STATED PROBLEM> Look through the data below. Collect every line where the word "array" occurs.

-- Begin --

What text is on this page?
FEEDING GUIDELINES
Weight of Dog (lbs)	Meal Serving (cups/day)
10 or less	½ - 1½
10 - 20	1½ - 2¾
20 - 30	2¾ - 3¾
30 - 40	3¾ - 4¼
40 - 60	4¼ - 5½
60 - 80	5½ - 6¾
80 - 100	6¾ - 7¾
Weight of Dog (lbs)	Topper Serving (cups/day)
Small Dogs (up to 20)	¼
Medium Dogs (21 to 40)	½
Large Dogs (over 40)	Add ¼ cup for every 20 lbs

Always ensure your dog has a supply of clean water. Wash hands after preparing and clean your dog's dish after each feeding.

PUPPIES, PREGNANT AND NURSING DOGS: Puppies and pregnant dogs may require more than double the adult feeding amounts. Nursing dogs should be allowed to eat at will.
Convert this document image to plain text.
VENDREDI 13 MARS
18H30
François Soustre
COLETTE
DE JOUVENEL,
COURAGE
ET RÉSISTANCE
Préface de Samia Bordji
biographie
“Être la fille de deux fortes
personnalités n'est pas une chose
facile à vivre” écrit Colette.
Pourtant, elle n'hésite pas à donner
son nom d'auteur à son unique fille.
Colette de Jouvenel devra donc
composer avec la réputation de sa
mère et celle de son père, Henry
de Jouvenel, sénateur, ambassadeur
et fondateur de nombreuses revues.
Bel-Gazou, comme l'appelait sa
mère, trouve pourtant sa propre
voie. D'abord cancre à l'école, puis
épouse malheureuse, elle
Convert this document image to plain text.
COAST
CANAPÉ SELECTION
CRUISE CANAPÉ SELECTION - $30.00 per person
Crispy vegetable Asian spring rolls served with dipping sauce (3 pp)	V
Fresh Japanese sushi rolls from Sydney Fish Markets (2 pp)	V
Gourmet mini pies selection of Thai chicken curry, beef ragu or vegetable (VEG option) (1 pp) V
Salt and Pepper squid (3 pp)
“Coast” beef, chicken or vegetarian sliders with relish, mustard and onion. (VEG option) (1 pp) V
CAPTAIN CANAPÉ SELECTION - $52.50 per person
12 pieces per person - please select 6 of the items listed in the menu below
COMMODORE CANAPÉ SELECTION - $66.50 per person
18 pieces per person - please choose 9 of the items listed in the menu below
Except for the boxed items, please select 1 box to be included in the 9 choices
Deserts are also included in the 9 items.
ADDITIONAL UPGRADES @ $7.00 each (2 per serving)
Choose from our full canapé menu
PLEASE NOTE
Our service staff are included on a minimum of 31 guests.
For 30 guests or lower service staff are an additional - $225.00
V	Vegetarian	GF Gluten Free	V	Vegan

-- End --
-- Begin --

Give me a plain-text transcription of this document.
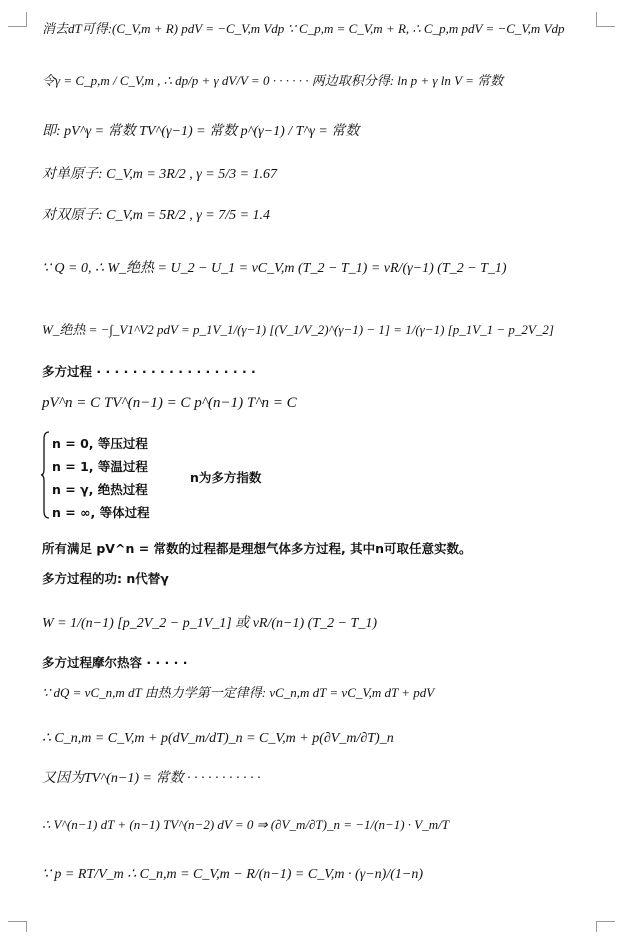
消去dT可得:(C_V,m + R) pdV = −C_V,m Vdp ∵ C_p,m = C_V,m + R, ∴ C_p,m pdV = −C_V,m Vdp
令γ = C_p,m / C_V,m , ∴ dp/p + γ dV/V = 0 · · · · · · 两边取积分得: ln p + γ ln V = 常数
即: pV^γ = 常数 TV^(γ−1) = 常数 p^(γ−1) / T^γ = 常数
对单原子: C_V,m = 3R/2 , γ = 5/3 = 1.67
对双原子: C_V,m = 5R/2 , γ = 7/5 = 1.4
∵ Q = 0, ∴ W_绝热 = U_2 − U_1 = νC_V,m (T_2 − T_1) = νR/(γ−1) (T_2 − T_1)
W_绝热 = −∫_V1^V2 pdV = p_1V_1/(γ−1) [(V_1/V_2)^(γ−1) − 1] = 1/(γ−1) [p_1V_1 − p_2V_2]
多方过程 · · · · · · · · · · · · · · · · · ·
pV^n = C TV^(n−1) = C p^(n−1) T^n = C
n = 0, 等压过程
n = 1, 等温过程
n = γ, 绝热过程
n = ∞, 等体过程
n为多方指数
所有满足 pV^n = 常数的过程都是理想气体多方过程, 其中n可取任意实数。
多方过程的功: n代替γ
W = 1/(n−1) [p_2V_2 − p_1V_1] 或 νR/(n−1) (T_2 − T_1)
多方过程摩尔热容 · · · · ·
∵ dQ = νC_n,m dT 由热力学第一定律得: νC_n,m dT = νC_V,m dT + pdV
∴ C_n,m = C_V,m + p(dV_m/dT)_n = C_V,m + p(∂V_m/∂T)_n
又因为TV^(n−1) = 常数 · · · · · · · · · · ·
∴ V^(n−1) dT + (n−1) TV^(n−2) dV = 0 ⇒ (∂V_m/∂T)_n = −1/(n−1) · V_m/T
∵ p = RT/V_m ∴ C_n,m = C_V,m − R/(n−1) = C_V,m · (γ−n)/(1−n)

-- End --
-- Begin --

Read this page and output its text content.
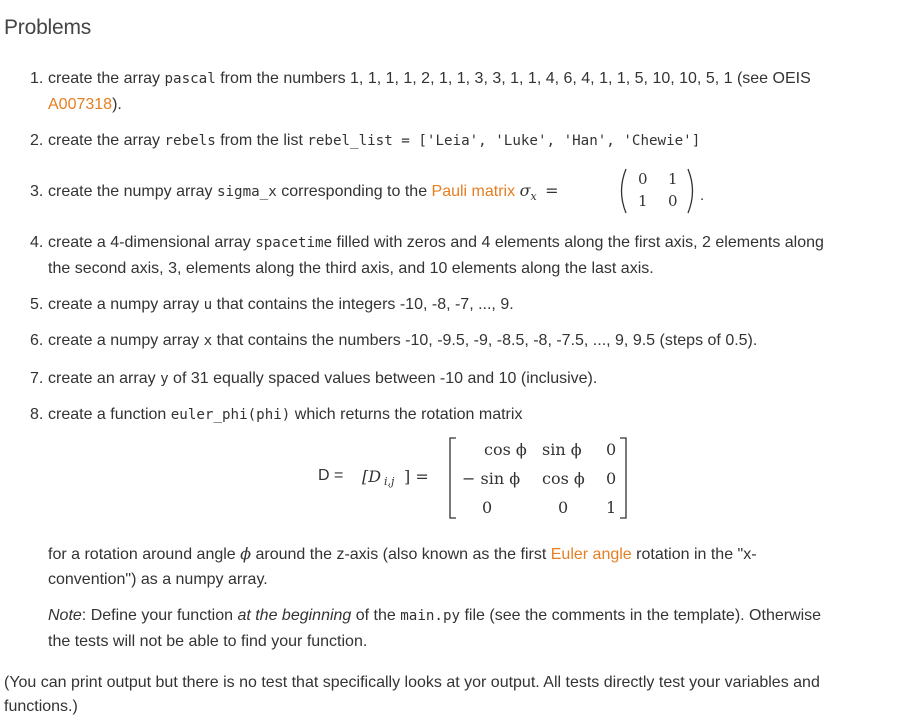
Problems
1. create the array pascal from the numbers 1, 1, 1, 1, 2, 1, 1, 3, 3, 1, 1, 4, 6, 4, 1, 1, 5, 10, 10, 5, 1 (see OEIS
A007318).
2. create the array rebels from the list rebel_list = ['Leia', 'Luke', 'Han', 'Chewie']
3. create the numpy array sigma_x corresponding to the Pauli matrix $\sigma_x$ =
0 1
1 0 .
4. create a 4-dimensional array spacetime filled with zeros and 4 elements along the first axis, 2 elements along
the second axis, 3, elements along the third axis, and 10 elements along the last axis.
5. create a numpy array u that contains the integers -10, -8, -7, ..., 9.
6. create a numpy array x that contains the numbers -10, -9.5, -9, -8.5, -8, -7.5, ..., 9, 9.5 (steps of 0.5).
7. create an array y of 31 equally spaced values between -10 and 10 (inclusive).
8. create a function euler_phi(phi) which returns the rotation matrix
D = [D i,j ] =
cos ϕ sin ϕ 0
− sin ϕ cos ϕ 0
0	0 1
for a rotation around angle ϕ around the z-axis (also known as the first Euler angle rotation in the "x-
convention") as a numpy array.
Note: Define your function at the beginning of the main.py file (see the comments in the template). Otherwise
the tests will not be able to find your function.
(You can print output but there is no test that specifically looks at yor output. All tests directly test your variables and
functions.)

-- End --

RESPONSE>
1. create the array pascal from the numbers 1, 1, 1, 1, 2, 1, 1, 3, 3, 1, 1, 4, 6, 4, 1, 1, 5, 10, 10, 5, 1 (see OEIS
2. create the array rebels from the list rebel_list = ['Leia', 'Luke', 'Han', 'Chewie']
3. create the numpy array sigma_x corresponding to the Pauli matrix $\sigma_x$ =
4. create a 4-dimensional array spacetime filled with zeros and 4 elements along the first axis, 2 elements along
5. create a numpy array u that contains the integers -10, -8, -7, ..., 9.
6. create a numpy array x that contains the numbers -10, -9.5, -9, -8.5, -8, -7.5, ..., 9, 9.5 (steps of 0.5).
7. create an array y of 31 equally spaced values between -10 and 10 (inclusive).
convention") as a numpy array.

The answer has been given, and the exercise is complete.